■ **Saved data entries**
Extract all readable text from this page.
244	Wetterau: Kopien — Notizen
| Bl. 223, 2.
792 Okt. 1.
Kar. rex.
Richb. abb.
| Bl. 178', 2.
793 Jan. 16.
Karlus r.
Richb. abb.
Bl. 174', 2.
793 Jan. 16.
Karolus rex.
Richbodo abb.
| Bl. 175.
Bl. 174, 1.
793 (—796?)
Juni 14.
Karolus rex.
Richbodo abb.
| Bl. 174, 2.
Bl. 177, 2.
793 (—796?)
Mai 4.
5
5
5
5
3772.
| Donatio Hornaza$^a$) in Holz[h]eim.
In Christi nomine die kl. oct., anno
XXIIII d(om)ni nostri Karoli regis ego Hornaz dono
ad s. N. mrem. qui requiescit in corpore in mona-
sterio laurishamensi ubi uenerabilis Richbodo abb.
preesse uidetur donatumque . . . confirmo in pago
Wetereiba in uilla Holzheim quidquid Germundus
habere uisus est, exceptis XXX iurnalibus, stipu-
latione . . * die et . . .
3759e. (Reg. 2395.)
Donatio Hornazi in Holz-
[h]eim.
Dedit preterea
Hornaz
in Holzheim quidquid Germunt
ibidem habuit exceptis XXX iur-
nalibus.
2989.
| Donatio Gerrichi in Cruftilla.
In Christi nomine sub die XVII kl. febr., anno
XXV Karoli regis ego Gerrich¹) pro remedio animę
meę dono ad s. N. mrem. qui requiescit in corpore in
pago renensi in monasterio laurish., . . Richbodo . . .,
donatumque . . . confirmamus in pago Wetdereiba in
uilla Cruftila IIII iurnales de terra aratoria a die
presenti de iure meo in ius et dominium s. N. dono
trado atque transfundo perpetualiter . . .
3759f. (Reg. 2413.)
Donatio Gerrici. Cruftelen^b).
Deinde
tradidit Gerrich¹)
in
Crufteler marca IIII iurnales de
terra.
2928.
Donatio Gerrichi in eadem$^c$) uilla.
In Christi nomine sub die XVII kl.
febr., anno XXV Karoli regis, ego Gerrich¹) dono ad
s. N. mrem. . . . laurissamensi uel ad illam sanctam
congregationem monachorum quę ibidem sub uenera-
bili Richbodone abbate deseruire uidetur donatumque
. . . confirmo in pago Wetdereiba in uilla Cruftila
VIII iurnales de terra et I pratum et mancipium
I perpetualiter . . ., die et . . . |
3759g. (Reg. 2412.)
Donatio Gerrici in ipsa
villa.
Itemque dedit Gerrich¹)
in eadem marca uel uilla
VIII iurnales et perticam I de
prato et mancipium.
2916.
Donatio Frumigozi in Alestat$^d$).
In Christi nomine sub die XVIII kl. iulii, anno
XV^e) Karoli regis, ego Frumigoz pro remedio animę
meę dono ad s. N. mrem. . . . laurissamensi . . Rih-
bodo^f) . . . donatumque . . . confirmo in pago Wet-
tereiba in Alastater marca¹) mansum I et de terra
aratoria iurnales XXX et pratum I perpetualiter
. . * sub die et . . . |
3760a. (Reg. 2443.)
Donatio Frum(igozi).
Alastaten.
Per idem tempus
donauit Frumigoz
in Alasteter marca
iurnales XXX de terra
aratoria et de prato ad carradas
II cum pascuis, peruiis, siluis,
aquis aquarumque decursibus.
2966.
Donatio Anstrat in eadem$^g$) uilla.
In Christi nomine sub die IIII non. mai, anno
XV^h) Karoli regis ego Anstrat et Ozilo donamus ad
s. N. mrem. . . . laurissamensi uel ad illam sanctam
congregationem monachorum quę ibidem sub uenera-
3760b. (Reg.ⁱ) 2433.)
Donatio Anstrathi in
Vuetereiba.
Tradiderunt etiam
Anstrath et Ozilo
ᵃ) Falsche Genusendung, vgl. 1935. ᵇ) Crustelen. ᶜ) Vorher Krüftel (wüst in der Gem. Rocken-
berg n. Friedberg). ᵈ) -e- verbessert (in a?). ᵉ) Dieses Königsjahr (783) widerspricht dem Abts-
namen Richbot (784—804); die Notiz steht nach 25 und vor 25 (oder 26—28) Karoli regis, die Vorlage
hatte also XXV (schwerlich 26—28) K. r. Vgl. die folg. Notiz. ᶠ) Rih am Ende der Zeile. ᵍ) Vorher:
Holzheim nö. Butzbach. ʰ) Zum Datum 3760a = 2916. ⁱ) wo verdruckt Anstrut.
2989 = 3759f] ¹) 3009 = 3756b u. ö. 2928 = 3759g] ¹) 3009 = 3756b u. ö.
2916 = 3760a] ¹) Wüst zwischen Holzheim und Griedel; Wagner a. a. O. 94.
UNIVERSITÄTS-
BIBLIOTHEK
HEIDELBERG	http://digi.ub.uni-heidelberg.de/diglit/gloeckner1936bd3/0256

■ **PROBLEM DETAILS**
Print all the data exactly.

■ **THE ANSWER**
Extract all readable text from this page.
244	Wetterau: Kopien — Notizen
| Bl. 223, 2.
792 Okt. 1.
Kar. rex.
Richb. abb.
| Bl. 178', 2.
793 Jan. 16.
Karlus r.
Richb. abb.
Bl. 174', 2.
793 Jan. 16.
Karolus rex.
Richbodo abb.
| Bl. 175.
Bl. 174, 1.
793 (—796?)
Juni 14.
Karolus rex.
Richbodo abb.
| Bl. 174, 2.
Bl. 177, 2.
793 (—796?)
Mai 4.
5
5
5
5
3772.
| Donatio Hornaza$^a$) in Holz[h]eim.
In Christi nomine die kl. oct., anno
XXIIII d(om)ni nostri Karoli regis ego Hornaz dono
ad s. N. mrem. qui requiescit in corpore in mona-
sterio laurishamensi ubi uenerabilis Richbodo abb.
preesse uidetur donatumque . . . confirmo in pago
Wetereiba in uilla Holzheim quidquid Germundus
habere uisus est, exceptis XXX iurnalibus, stipu-
latione . . * die et . . .
3759e. (Reg. 2395.)
Donatio Hornazi in Holz-
[h]eim.
Dedit preterea
Hornaz
in Holzheim quidquid Germunt
ibidem habuit exceptis XXX iur-
nalibus.
2989.
| Donatio Gerrichi in Cruftilla.
In Christi nomine sub die XVII kl. febr., anno
XXV Karoli regis ego Gerrich¹) pro remedio animę
meę dono ad s. N. mrem. qui requiescit in corpore in
pago renensi in monasterio laurish., . . Richbodo . . .,
donatumque . . . confirmamus in pago Wetdereiba in
uilla Cruftila IIII iurnales de terra aratoria a die
presenti de iure meo in ius et dominium s. N. dono
trado atque transfundo perpetualiter . . .
3759f. (Reg. 2413.)
Donatio Gerrici. Cruftelen^b).
Deinde
tradidit Gerrich¹)
in
Crufteler marca IIII iurnales de
terra.
2928.
Donatio Gerrichi in eadem$^c$) uilla.
In Christi nomine sub die XVII kl.
febr., anno XXV Karoli regis, ego Gerrich¹) dono ad
s. N. mrem. . . . laurissamensi uel ad illam sanctam
congregationem monachorum quę ibidem sub uenera-
bili Richbodone abbate deseruire uidetur donatumque
. . . confirmo in pago Wetdereiba in uilla Cruftila
VIII iurnales de terra et I pratum et mancipium
I perpetualiter . . ., die et . . . |
3759g. (Reg. 2412.)
Donatio Gerrici in ipsa
villa.
Itemque dedit Gerrich¹)
in eadem marca uel uilla
VIII iurnales et perticam I de
prato et mancipium.
2916.
Donatio Frumigozi in Alestat$^d$).
In Christi nomine sub die XVIII kl. iulii, anno
XV^e) Karoli regis, ego Frumigoz pro remedio animę
meę dono ad s. N. mrem. . . . laurissamensi . . Rih-
bodo^f) . . . donatumque . . . confirmo in pago Wet-
tereiba in Alastater marca¹) mansum I et de terra
aratoria iurnales XXX et pratum I perpetualiter
. . * sub die et . . . |
3760a. (Reg. 2443.)
Donatio Frum(igozi).
Alastaten.
Per idem tempus
donauit Frumigoz
in Alasteter marca
iurnales XXX de terra
aratoria et de prato ad carradas
II cum pascuis, peruiis, siluis,
aquis aquarumque decursibus.
2966.
Donatio Anstrat in eadem$^g$) uilla.
In Christi nomine sub die IIII non. mai, anno
XV^h) Karoli regis ego Anstrat et Ozilo donamus ad
s. N. mrem. . . . laurissamensi uel ad illam sanctam
congregationem monachorum quę ibidem sub uenera-
3760b. (Reg.ⁱ) 2433.)
Donatio Anstrathi in
Vuetereiba.
Tradiderunt etiam
Anstrath et Ozilo
ᵃ) Falsche Genusendung, vgl. 1935. ᵇ) Crustelen. ᶜ) Vorher Krüftel (wüst in der Gem. Rocken-
berg n. Friedberg). ᵈ) -e- verbessert (in a?). ᵉ) Dieses Königsjahr (783) widerspricht dem Abts-
namen Richbot (784—804); die Notiz steht nach 25 und vor 25 (oder 26—28) Karoli regis, die Vorlage
hatte also XXV (schwerlich 26—28) K. r. Vgl. die folg. Notiz. ᶠ) Rih am Ende der Zeile. ᵍ) Vorher:
Holzheim nö. Butzbach. ʰ) Zum Datum 3760a = 2916. ⁱ) wo verdruckt Anstrut.
2989 = 3759f] ¹) 3009 = 3756b u. ö. 2928 = 3759g] ¹) 3009 = 3756b u. ö.
2916 = 3760a] ¹) Wüst zwischen Holzheim und Griedel; Wagner a. a. O. 94.
UNIVERSITÄTS-
BIBLIOTHEK
HEIDELBERG	http://digi.ub.uni-heidelberg.de/diglit/gloeckner1936bd3/0256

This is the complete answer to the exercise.